Return each line holding the string "JSON".

━━━━━━

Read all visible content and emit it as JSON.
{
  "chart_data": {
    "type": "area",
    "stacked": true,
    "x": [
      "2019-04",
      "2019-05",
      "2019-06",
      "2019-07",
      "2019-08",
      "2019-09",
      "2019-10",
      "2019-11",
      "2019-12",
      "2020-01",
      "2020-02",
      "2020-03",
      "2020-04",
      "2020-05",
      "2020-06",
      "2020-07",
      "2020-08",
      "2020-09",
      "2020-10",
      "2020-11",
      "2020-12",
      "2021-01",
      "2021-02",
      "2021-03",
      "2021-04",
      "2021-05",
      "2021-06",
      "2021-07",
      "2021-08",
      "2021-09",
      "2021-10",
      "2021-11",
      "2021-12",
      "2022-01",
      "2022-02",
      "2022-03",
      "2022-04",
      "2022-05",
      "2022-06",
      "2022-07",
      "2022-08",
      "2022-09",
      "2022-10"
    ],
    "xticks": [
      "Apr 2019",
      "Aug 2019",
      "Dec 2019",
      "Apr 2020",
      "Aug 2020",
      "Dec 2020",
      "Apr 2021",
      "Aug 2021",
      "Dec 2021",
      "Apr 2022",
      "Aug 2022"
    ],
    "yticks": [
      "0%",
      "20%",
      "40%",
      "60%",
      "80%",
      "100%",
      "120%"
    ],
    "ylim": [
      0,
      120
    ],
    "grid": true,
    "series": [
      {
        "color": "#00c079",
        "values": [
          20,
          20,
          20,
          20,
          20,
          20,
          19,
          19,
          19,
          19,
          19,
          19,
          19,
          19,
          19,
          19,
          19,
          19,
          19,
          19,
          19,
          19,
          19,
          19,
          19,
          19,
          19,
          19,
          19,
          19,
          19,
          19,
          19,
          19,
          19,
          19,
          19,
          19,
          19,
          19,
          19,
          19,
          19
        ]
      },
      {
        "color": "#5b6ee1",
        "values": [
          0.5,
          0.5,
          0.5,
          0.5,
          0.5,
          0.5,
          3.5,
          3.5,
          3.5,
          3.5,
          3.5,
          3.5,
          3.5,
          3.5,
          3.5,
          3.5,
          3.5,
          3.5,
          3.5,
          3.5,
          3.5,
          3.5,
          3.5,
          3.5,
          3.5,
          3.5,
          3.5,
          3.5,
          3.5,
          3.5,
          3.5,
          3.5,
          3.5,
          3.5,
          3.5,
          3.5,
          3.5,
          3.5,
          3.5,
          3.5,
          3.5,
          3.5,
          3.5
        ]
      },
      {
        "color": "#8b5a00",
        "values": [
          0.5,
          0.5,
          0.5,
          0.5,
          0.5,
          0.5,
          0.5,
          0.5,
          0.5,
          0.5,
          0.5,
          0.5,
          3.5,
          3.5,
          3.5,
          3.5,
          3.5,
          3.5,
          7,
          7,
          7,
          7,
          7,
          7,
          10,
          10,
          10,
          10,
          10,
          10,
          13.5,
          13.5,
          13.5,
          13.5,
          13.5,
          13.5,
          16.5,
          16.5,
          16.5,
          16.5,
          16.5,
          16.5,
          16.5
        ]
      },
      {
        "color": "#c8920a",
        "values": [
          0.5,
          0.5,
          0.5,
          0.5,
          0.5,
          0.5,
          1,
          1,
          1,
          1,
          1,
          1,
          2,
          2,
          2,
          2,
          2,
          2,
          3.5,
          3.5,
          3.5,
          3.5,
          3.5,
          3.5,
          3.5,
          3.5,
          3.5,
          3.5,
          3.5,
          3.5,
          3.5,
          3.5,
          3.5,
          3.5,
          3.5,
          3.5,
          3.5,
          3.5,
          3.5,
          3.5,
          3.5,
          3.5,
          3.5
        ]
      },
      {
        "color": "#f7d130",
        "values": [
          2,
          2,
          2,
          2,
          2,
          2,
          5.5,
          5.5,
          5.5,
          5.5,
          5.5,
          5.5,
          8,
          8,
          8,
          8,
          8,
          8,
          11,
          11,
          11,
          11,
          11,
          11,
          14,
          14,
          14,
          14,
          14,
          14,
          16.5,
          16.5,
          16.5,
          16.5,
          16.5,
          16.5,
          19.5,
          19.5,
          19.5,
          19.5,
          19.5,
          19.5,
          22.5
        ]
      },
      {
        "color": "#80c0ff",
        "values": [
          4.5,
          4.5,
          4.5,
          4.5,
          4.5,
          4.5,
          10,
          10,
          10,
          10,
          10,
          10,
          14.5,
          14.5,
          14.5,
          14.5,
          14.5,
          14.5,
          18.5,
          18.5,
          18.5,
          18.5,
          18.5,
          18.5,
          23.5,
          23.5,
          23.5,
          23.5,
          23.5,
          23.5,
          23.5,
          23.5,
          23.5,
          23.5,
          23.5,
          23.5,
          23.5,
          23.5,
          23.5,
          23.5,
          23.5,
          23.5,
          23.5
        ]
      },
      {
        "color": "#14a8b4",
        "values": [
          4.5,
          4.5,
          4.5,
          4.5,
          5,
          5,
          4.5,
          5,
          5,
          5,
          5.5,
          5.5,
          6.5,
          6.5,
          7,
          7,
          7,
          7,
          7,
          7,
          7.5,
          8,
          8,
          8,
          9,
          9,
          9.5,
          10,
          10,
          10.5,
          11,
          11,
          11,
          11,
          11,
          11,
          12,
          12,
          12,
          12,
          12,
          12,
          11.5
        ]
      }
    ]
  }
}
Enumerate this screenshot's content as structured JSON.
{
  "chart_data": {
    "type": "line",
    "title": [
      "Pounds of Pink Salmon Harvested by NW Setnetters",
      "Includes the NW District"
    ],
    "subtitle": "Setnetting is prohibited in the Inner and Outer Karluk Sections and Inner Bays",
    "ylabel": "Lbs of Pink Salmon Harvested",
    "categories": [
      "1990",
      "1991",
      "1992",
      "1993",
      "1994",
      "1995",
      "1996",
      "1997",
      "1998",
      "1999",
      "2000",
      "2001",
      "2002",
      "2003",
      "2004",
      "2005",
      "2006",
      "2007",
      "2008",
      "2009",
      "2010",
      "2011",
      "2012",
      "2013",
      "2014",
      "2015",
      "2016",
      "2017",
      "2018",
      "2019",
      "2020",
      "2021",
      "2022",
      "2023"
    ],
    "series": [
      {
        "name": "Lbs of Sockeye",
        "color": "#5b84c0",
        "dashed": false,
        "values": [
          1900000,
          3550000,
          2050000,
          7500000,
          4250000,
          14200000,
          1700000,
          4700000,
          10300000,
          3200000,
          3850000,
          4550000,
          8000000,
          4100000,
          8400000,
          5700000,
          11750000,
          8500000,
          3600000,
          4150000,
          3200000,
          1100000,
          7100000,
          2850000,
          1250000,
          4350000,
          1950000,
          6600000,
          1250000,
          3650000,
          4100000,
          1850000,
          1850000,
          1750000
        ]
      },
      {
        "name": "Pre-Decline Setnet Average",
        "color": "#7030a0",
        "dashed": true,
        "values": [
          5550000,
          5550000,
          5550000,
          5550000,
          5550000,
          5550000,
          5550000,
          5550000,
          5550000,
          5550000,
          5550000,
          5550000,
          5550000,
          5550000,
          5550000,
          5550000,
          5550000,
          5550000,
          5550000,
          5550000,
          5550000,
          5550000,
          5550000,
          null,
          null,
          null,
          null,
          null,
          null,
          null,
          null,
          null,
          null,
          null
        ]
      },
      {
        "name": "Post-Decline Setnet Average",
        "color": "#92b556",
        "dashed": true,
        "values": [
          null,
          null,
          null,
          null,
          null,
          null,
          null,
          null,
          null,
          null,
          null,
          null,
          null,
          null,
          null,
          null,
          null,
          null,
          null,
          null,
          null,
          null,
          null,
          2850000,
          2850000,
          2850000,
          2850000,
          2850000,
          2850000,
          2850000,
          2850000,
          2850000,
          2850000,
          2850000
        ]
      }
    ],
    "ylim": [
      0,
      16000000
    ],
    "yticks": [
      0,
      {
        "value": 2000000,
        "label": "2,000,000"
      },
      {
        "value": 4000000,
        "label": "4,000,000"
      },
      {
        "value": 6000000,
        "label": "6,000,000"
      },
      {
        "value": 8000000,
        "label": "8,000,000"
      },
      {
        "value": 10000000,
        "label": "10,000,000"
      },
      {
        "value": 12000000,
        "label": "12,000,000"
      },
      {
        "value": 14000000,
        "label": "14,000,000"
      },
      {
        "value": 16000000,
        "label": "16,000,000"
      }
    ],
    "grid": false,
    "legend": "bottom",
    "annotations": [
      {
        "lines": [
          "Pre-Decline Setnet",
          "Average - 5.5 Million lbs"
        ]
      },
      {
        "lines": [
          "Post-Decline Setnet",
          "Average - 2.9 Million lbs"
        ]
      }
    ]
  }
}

━━━━━━

Solved exercise —
Read all visible content and emit it as JSON.
Enumerate this screenshot's content as structured JSON.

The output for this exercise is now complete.